# Exercise prompt:
Scan the records below for the word "coming" and give only the number of lines that hold it.

Rows from a dataset:
— start —

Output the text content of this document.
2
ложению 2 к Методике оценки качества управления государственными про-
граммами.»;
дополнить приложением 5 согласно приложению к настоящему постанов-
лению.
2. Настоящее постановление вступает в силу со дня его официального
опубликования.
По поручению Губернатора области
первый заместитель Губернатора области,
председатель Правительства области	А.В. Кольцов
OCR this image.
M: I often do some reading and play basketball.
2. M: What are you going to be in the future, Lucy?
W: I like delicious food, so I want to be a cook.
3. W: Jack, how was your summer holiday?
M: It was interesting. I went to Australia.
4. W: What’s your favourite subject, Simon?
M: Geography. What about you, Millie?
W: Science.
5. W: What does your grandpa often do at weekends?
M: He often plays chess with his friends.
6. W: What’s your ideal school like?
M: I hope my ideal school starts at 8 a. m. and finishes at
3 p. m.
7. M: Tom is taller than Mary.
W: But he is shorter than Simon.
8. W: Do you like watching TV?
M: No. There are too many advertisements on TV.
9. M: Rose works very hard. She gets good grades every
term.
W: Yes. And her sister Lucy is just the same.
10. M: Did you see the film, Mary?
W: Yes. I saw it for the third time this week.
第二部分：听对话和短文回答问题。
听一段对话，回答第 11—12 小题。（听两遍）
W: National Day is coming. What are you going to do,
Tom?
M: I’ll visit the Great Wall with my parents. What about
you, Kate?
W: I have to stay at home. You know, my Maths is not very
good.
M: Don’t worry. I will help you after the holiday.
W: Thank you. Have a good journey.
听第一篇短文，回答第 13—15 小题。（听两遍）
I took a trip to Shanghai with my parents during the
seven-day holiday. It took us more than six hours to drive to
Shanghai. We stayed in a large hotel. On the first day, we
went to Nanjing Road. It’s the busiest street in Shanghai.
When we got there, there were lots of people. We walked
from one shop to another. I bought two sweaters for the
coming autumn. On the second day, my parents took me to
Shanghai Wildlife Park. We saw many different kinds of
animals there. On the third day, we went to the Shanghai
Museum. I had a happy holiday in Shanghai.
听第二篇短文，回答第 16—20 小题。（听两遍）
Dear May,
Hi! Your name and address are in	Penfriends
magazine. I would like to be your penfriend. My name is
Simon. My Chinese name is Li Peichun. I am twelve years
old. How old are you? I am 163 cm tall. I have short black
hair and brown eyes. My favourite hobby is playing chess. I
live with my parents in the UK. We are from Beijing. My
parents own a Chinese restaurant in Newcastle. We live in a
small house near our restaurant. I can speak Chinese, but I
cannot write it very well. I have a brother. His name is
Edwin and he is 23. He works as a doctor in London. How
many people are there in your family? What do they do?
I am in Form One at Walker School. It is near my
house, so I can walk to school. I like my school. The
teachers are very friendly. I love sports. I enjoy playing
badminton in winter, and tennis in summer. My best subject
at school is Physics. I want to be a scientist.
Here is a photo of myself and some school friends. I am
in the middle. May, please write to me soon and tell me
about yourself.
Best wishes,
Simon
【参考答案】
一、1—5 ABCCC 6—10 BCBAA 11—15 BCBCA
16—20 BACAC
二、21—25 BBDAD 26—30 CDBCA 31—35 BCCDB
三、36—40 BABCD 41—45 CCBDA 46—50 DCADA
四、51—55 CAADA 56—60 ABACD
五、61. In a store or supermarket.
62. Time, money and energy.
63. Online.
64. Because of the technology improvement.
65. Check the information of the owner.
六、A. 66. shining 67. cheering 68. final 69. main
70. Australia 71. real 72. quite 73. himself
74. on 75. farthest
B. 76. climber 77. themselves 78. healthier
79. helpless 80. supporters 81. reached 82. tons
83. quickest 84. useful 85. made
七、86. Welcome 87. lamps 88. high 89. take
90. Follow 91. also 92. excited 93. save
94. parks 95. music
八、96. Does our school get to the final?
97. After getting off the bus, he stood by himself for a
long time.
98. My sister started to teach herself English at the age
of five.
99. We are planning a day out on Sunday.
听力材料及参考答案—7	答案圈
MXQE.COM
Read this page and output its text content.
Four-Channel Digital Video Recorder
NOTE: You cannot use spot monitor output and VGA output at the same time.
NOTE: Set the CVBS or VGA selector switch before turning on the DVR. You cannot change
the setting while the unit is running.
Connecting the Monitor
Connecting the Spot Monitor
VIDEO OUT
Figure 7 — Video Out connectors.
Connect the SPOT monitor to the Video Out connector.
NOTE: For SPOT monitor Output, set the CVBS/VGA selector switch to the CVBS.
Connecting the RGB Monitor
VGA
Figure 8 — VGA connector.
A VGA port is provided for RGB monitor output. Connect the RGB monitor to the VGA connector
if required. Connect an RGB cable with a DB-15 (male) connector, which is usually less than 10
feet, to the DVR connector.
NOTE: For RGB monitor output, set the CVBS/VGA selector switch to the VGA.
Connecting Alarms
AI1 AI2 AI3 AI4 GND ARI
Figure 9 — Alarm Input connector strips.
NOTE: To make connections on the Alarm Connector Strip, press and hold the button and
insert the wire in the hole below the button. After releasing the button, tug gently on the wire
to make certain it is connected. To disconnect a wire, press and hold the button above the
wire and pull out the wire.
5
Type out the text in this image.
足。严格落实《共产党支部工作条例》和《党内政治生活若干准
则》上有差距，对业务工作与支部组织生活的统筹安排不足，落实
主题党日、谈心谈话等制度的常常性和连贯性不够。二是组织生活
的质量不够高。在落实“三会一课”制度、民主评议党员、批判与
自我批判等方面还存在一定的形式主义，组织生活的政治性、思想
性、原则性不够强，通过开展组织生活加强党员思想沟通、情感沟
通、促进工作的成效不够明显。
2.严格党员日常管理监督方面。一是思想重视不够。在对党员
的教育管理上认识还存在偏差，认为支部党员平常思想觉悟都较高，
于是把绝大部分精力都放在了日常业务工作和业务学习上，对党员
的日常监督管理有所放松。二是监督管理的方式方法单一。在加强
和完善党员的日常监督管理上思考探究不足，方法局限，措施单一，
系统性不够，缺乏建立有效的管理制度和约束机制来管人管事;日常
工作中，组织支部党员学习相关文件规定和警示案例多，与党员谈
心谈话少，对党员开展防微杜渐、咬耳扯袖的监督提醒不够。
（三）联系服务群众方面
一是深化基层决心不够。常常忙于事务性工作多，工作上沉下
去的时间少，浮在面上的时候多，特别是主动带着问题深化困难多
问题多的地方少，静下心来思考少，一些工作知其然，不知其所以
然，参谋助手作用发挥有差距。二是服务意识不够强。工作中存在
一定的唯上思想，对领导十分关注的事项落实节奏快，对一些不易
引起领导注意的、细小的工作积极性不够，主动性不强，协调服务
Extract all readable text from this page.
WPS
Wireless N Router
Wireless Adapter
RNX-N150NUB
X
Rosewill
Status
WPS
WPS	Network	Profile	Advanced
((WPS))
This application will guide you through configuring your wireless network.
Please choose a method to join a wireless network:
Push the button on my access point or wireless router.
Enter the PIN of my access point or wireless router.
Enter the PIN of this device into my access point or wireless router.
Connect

— end —

# Complete answer:
2